Work required
Locate "Transcribe the text in this document." in the listing below, then output the line holding it and every line after it, exactly and with nothing else.

(Source records)
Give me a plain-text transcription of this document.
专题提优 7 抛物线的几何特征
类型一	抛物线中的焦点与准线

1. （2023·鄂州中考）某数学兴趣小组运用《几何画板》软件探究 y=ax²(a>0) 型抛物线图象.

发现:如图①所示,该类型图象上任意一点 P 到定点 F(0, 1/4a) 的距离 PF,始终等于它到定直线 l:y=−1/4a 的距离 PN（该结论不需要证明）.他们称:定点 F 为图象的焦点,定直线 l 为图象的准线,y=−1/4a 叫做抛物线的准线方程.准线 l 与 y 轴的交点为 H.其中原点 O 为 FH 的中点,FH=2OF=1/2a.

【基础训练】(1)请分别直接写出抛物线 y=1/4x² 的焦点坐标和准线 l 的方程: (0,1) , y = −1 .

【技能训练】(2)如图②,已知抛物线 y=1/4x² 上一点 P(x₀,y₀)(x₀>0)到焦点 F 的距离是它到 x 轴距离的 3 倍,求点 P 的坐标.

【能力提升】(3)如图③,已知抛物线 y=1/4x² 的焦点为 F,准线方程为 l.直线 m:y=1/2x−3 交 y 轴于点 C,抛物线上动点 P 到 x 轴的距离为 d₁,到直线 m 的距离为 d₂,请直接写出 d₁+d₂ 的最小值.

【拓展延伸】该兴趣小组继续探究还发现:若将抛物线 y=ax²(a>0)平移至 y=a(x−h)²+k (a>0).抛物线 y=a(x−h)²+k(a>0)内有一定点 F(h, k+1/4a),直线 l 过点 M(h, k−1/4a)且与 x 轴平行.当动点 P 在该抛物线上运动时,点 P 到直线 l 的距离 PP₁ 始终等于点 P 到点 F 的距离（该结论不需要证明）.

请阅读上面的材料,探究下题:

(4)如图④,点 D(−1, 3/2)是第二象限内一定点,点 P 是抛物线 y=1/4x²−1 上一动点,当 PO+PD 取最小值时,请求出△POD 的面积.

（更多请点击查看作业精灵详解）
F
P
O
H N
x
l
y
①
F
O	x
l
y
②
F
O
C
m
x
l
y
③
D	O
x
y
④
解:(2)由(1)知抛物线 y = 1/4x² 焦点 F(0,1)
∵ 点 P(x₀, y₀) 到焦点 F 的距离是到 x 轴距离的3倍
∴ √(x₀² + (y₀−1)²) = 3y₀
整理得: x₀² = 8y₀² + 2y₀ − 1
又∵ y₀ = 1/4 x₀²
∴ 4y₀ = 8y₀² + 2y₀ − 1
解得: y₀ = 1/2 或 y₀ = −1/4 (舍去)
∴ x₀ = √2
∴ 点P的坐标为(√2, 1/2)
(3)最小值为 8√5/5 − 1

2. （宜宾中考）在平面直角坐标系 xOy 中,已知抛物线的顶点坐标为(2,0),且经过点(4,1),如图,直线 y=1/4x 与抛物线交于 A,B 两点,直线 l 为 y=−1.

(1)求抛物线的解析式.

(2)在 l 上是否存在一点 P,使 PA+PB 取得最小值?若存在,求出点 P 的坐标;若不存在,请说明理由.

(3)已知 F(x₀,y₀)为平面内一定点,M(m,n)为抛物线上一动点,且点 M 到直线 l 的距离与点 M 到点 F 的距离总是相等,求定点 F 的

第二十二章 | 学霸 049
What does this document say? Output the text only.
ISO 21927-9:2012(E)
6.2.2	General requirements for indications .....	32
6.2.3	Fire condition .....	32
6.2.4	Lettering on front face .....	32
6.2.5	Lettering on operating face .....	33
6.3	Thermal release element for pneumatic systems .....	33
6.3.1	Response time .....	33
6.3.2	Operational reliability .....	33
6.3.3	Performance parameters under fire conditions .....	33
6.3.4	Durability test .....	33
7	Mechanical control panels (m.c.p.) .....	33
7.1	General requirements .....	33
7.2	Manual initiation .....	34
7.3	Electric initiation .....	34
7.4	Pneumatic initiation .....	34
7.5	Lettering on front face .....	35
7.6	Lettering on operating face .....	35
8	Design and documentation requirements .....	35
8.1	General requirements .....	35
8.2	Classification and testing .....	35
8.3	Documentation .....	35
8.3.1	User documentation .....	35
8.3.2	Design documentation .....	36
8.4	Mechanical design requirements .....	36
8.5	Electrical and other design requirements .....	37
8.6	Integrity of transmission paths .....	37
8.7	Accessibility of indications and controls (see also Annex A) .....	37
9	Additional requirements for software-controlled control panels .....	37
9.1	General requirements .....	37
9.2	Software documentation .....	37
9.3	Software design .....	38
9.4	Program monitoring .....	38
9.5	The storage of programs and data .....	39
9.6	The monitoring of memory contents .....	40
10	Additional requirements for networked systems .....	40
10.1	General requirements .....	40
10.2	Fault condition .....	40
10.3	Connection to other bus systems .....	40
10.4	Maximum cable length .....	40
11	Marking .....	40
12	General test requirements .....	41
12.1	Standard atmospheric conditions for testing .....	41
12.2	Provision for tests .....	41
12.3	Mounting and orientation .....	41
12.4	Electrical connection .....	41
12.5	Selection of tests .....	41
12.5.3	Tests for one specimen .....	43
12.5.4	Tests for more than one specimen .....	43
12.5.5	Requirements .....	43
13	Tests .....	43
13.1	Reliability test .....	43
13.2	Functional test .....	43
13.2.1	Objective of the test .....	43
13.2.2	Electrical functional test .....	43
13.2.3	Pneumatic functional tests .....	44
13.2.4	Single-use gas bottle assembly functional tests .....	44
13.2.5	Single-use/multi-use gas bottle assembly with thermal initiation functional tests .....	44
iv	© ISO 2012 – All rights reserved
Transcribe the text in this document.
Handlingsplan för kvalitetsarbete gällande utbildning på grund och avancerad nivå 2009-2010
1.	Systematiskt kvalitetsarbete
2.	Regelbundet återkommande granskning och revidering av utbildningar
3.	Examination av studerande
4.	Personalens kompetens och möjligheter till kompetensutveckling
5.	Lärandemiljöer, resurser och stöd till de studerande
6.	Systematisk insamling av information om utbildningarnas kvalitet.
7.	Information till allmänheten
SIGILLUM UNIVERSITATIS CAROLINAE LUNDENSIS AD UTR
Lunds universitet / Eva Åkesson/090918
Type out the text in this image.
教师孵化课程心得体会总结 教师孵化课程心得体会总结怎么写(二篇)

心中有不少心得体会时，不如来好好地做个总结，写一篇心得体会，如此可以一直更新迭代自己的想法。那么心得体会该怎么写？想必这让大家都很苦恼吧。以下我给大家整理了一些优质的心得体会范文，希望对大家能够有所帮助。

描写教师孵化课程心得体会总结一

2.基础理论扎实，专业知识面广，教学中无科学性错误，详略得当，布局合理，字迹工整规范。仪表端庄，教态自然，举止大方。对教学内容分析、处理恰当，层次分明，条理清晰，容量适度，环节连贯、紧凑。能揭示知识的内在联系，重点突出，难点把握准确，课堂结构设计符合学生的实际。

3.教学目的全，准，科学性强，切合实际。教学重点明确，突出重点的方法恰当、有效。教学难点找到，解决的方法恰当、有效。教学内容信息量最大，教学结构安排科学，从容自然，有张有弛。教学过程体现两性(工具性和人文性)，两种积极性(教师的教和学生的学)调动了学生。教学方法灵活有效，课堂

Solution to this task
Transcribe the text in this document.
Handlingsplan för kvalitetsarbete gällande utbildning på grund och avancerad nivå 2009-2010
1.	Systematiskt kvalitetsarbete
2.	Regelbundet återkommande granskning och revidering av utbildningar
3.	Examination av studerande
4.	Personalens kompetens och möjligheter till kompetensutveckling
5.	Lärandemiljöer, resurser och stöd till de studerande
6.	Systematisk insamling av information om utbildningarnas kvalitet.
7.	Information till allmänheten
SIGILLUM UNIVERSITATIS CAROLINAE LUNDENSIS AD UTR
Lunds universitet / Eva Åkesson/090918
Type out the text in this image.
教师孵化课程心得体会总结 教师孵化课程心得体会总结怎么写(二篇)

心中有不少心得体会时，不如来好好地做个总结，写一篇心得体会，如此可以一直更新迭代自己的想法。那么心得体会该怎么写？想必这让大家都很苦恼吧。以下我给大家整理了一些优质的心得体会范文，希望对大家能够有所帮助。

描写教师孵化课程心得体会总结一

2.基础理论扎实，专业知识面广，教学中无科学性错误，详略得当，布局合理，字迹工整规范。仪表端庄，教态自然，举止大方。对教学内容分析、处理恰当，层次分明，条理清晰，容量适度，环节连贯、紧凑。能揭示知识的内在联系，重点突出，难点把握准确，课堂结构设计符合学生的实际。

3.教学目的全，准，科学性强，切合实际。教学重点明确，突出重点的方法恰当、有效。教学难点找到，解决的方法恰当、有效。教学内容信息量最大，教学结构安排科学，从容自然，有张有弛。教学过程体现两性(工具性和人文性)，两种积极性(教师的教和学生的学)调动了学生。教学方法灵活有效，课堂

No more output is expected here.